[Entries from a visual dataset]
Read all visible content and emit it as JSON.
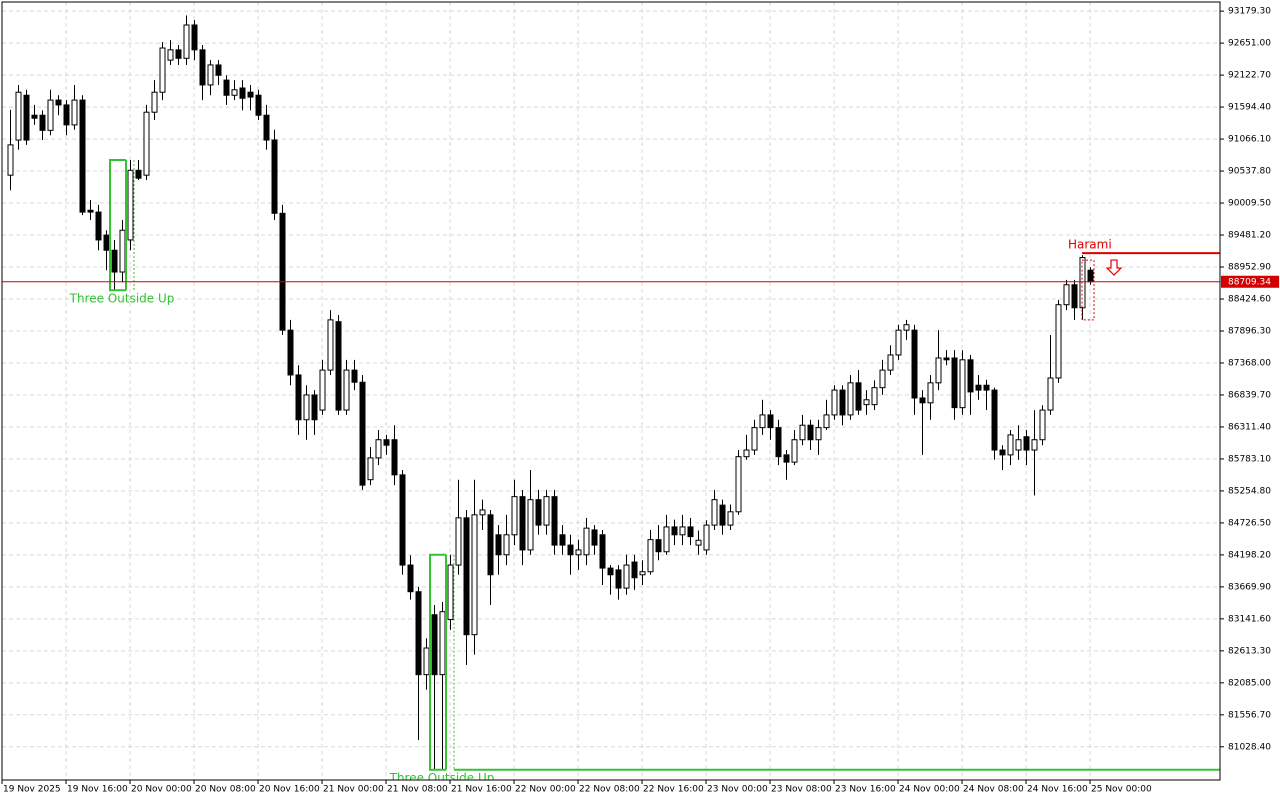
{
  "chart_data": {
    "type": "candlestick",
    "up_color": "#ffffff",
    "down_color": "#000000",
    "outline_color": "#000000",
    "grid": true,
    "xlim": [
      -1,
      151.25
    ],
    "xticks": [
      {
        "value": -1,
        "label": "19 Nov 2025"
      },
      {
        "value": 7,
        "label": "19 Nov 16:00"
      },
      {
        "value": 15,
        "label": "20 Nov 00:00"
      },
      {
        "value": 23,
        "label": "20 Nov 08:00"
      },
      {
        "value": 31,
        "label": "20 Nov 16:00"
      },
      {
        "value": 39,
        "label": "21 Nov 00:00"
      },
      {
        "value": 47,
        "label": "21 Nov 08:00"
      },
      {
        "value": 55,
        "label": "21 Nov 16:00"
      },
      {
        "value": 63,
        "label": "22 Nov 00:00"
      },
      {
        "value": 71,
        "label": "22 Nov 08:00"
      },
      {
        "value": 79,
        "label": "22 Nov 16:00"
      },
      {
        "value": 87,
        "label": "23 Nov 00:00"
      },
      {
        "value": 95,
        "label": "23 Nov 08:00"
      },
      {
        "value": 103,
        "label": "23 Nov 16:00"
      },
      {
        "value": 111,
        "label": "24 Nov 00:00"
      },
      {
        "value": 119,
        "label": "24 Nov 08:00"
      },
      {
        "value": 127,
        "label": "24 Nov 16:00"
      },
      {
        "value": 135,
        "label": "25 Nov 00:00"
      }
    ],
    "ylim": [
      80480,
      93330
    ],
    "yticks": [
      {
        "value": 93179.3,
        "label": "93179.30"
      },
      {
        "value": 92651,
        "label": "92651.00"
      },
      {
        "value": 92122.7,
        "label": "92122.70"
      },
      {
        "value": 91594.4,
        "label": "91594.40"
      },
      {
        "value": 91066.1,
        "label": "91066.10"
      },
      {
        "value": 90537.8,
        "label": "90537.80"
      },
      {
        "value": 90009.5,
        "label": "90009.50"
      },
      {
        "value": 89481.2,
        "label": "89481.20"
      },
      {
        "value": 88952.9,
        "label": "88952.90"
      },
      {
        "value": 88424.6,
        "label": "88424.60"
      },
      {
        "value": 87896.3,
        "label": "87896.30"
      },
      {
        "value": 87368,
        "label": "87368.00"
      },
      {
        "value": 86839.7,
        "label": "86839.70"
      },
      {
        "value": 86311.4,
        "label": "86311.40"
      },
      {
        "value": 85783.1,
        "label": "85783.10"
      },
      {
        "value": 85254.8,
        "label": "85254.80"
      },
      {
        "value": 84726.5,
        "label": "84726.50"
      },
      {
        "value": 84198.2,
        "label": "84198.20"
      },
      {
        "value": 83669.9,
        "label": "83669.90"
      },
      {
        "value": 83141.6,
        "label": "83141.60"
      },
      {
        "value": 82613.3,
        "label": "82613.30"
      },
      {
        "value": 82085,
        "label": "82085.00"
      },
      {
        "value": 81556.7,
        "label": "81556.70"
      },
      {
        "value": 81028.4,
        "label": "81028.40"
      }
    ],
    "price_line": {
      "value": 88709.34,
      "color": "#d40000"
    },
    "annotations": [
      {
        "text": "Three Outside Up",
        "color": "#33c233"
      },
      {
        "text": "Three Outside Up",
        "color": "#33c233"
      },
      {
        "text": "Harami",
        "color": "#e00000"
      }
    ],
    "open": [
      90470,
      91050,
      91790,
      91460,
      91460,
      91210,
      91710,
      91630,
      91300,
      91710,
      89890,
      89860,
      89480,
      89230,
      88870,
      89400,
      90550,
      90470,
      91510,
      91840,
      92370,
      92540,
      92400,
      92950,
      92540,
      91960,
      92290,
      92040,
      91790,
      91910,
      91840,
      91790,
      91460,
      91050,
      89840,
      87910,
      87170,
      86430,
      86840,
      86590,
      87250,
      88050,
      86590,
      87250,
      87050,
      85440,
      85800,
      86100,
      86100,
      85520,
      84030,
      83590,
      82220,
      83210,
      82220,
      83130,
      84030,
      84810,
      82880,
      84860,
      84860,
      84530,
      84200,
      84530,
      85160,
      84280,
      85110,
      84690,
      85160,
      84530,
      84360,
      84200,
      84200,
      84610,
      84530,
      83980,
      83950,
      83650,
      84080,
      83870,
      83920,
      84450,
      84250,
      84660,
      84530,
      84660,
      84360,
      84280,
      84690,
      85020,
      84690,
      84910,
      85820,
      85930,
      86300,
      86510,
      86300,
      85850,
      85730,
      86100,
      86340,
      86100,
      86300,
      86510,
      86920,
      86510,
      87040,
      86680,
      86680,
      86960,
      87250,
      87500,
      87910,
      87910,
      86790,
      86710,
      87040,
      87450,
      87450,
      86630,
      87420,
      87000,
      87000,
      86920,
      85930,
      85850,
      85930,
      86150,
      85930,
      86100,
      86590,
      87120,
      88330,
      88660,
      88280,
      88900
    ],
    "high": [
      91550,
      91960,
      91880,
      91630,
      91540,
      91880,
      91790,
      91710,
      91960,
      91790,
      90060,
      89980,
      89560,
      89400,
      89730,
      90720,
      90720,
      91630,
      92040,
      92670,
      92700,
      92620,
      93110,
      93030,
      92620,
      92370,
      92370,
      92120,
      92040,
      92040,
      91960,
      91880,
      91630,
      91220,
      89980,
      88080,
      87330,
      87000,
      86920,
      87420,
      88240,
      88160,
      87420,
      87420,
      87170,
      85980,
      86260,
      86180,
      86340,
      85600,
      84190,
      83670,
      82820,
      83370,
      83420,
      84200,
      85440,
      84940,
      85440,
      85110,
      84940,
      84690,
      84860,
      85440,
      85270,
      85600,
      85270,
      85270,
      85270,
      84690,
      84530,
      84450,
      84810,
      84690,
      84610,
      84030,
      84030,
      84200,
      84200,
      84110,
      84610,
      84690,
      84860,
      84780,
      84860,
      84810,
      84600,
      84770,
      85270,
      85110,
      85030,
      85930,
      86180,
      86430,
      86760,
      86590,
      86430,
      85930,
      86260,
      86510,
      86430,
      86430,
      86760,
      87000,
      87000,
      87170,
      87250,
      86920,
      87080,
      87420,
      87660,
      88000,
      88080,
      88000,
      86920,
      87170,
      87910,
      87580,
      87580,
      87580,
      87500,
      87170,
      87090,
      86960,
      86010,
      86260,
      86340,
      86260,
      86590,
      86670,
      87830,
      88410,
      88740,
      88740,
      89150,
      88950
    ],
    "low": [
      90220,
      90890,
      90970,
      91300,
      91050,
      91130,
      91460,
      91130,
      91220,
      89810,
      89730,
      89230,
      88900,
      88570,
      88700,
      89230,
      90390,
      90390,
      91380,
      91710,
      92290,
      92290,
      92290,
      92370,
      91710,
      91790,
      91960,
      91630,
      91710,
      91540,
      91540,
      91380,
      90890,
      89730,
      87830,
      87000,
      86180,
      86100,
      86180,
      86510,
      87170,
      86510,
      86510,
      86920,
      85270,
      85350,
      85680,
      85850,
      85350,
      83870,
      83460,
      81140,
      81970,
      80650,
      80650,
      82960,
      83870,
      82380,
      82550,
      84610,
      83370,
      83870,
      84030,
      84360,
      84030,
      84200,
      84530,
      84530,
      84200,
      84200,
      83870,
      83950,
      84030,
      84200,
      83700,
      83540,
      83460,
      83540,
      83620,
      83700,
      83870,
      84110,
      84200,
      84360,
      84360,
      84360,
      84200,
      84200,
      84610,
      84530,
      84610,
      84860,
      85770,
      85850,
      86180,
      86100,
      85680,
      85440,
      85680,
      86010,
      85930,
      85850,
      86260,
      86430,
      86340,
      86430,
      86510,
      86510,
      86590,
      86840,
      87170,
      87420,
      87750,
      86510,
      85850,
      86430,
      86920,
      87330,
      86430,
      86510,
      86510,
      86760,
      86590,
      85770,
      85600,
      85680,
      85770,
      85680,
      85180,
      86010,
      86510,
      87040,
      88240,
      88080,
      88080,
      88660
    ],
    "close": [
      90970,
      91840,
      91050,
      91410,
      91210,
      91710,
      91630,
      91300,
      91710,
      89860,
      89860,
      89400,
      89230,
      88870,
      89560,
      90550,
      90420,
      91510,
      91840,
      92570,
      92540,
      92400,
      92950,
      92540,
      91960,
      92290,
      92120,
      91790,
      91880,
      91740,
      91760,
      91460,
      91050,
      89840,
      87910,
      87170,
      86430,
      86840,
      86430,
      87250,
      88080,
      86590,
      87250,
      87050,
      85350,
      85800,
      86100,
      86010,
      85520,
      84030,
      83590,
      82220,
      82660,
      82220,
      83260,
      84030,
      84810,
      82880,
      84860,
      84940,
      83870,
      84200,
      84530,
      85160,
      84280,
      85110,
      84690,
      85160,
      84360,
      84360,
      84200,
      84280,
      84640,
      84360,
      83980,
      83870,
      83650,
      84030,
      83820,
      83920,
      84450,
      84250,
      84660,
      84530,
      84660,
      84500,
      84440,
      84690,
      85110,
      84690,
      84910,
      85820,
      85930,
      86300,
      86510,
      86300,
      85820,
      85730,
      86100,
      86340,
      86100,
      86300,
      86510,
      86920,
      86510,
      87040,
      86590,
      86760,
      86960,
      87250,
      87500,
      87910,
      88000,
      86790,
      86710,
      87040,
      87450,
      87420,
      86630,
      87420,
      86890,
      86920,
      86920,
      85930,
      85850,
      86180,
      86100,
      85930,
      86100,
      86590,
      87120,
      88330,
      88660,
      88280,
      89110,
      88710
    ]
  }
}
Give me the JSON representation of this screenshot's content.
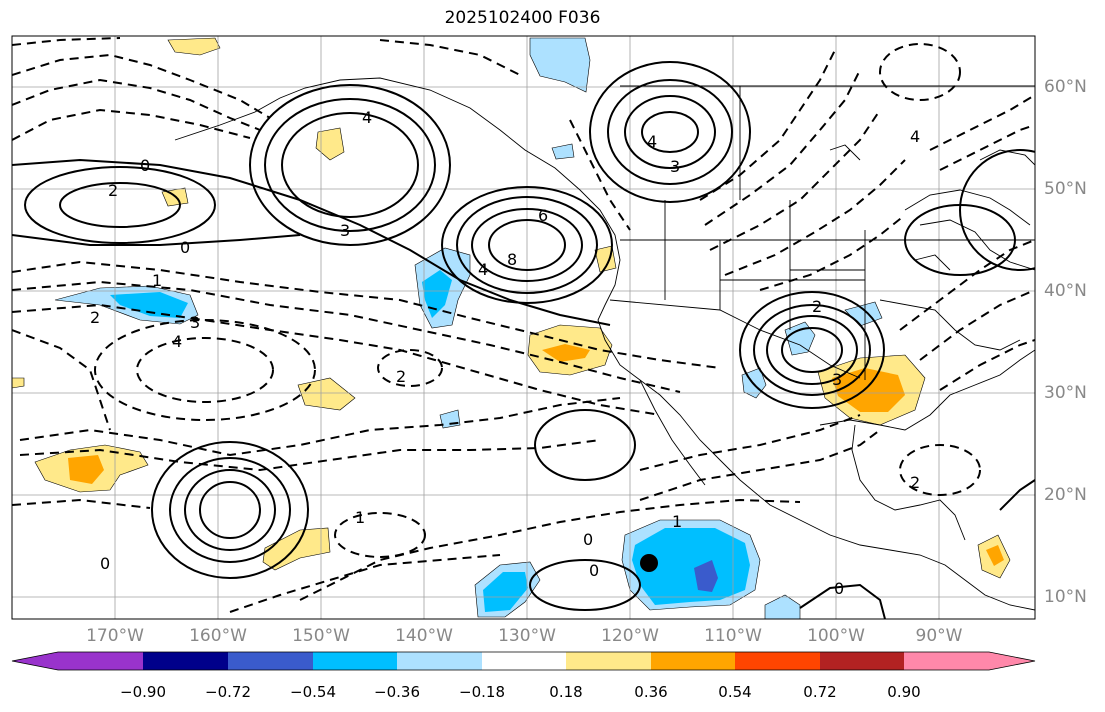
{
  "title": "2025102400 F036",
  "map": {
    "lon_labels": [
      "170°W",
      "160°W",
      "150°W",
      "140°W",
      "130°W",
      "120°W",
      "110°W",
      "100°W",
      "90°W"
    ],
    "lat_labels": [
      "60°N",
      "50°N",
      "40°N",
      "30°N",
      "20°N",
      "10°N"
    ],
    "contour_labels": [
      "4",
      "4",
      "3",
      "4",
      "6",
      "8",
      "4",
      "3",
      "2",
      "2",
      "3",
      "4",
      "3",
      "0",
      "2",
      "0",
      "1",
      "2",
      "2",
      "1",
      "1",
      "0",
      "0",
      "0",
      "0"
    ]
  },
  "colorbar": {
    "ticks": [
      "−0.90",
      "−0.72",
      "−0.54",
      "−0.36",
      "−0.18",
      "0.18",
      "0.36",
      "0.54",
      "0.72",
      "0.90"
    ],
    "colors": [
      "#9933cc",
      "#00008b",
      "#3a5bcc",
      "#00bfff",
      "#ade1ff",
      "#ffffff",
      "#ffe98a",
      "#ffa500",
      "#ff4500",
      "#b22222",
      "#ff88aa"
    ]
  },
  "marker": {
    "name": "black-dot",
    "color": "#000000"
  }
}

Task directions →
Take the line containing "Give me the" as the first line and the last line of the data above as the final one, and output exactly the lines between them, inclusive, with no pictures.

Answer to this task →
Give me the JSON representation of this screenshot's content.
{
  "title": "2025102400 F036",
  "map": {
    "lon_labels": [
      "170°W",
      "160°W",
      "150°W",
      "140°W",
      "130°W",
      "120°W",
      "110°W",
      "100°W",
      "90°W"
    ],
    "lat_labels": [
      "60°N",
      "50°N",
      "40°N",
      "30°N",
      "20°N",
      "10°N"
    ],
    "contour_labels": [
      "4",
      "4",
      "3",
      "4",
      "6",
      "8",
      "4",
      "3",
      "2",
      "2",
      "3",
      "4",
      "3",
      "0",
      "2",
      "0",
      "1",
      "2",
      "2",
      "1",
      "1",
      "0",
      "0",
      "0",
      "0"
    ]
  },
  "colorbar": {
    "ticks": [
      "−0.90",
      "−0.72",
      "−0.54",
      "−0.36",
      "−0.18",
      "0.18",
      "0.36",
      "0.54",
      "0.72",
      "0.90"
    ],
    "colors": [
      "#9933cc",
      "#00008b",
      "#3a5bcc",
      "#00bfff",
      "#ade1ff",
      "#ffffff",
      "#ffe98a",
      "#ffa500",
      "#ff4500",
      "#b22222",
      "#ff88aa"
    ]
  },
  "marker": {
    "name": "black-dot",
    "color": "#000000"
  }
}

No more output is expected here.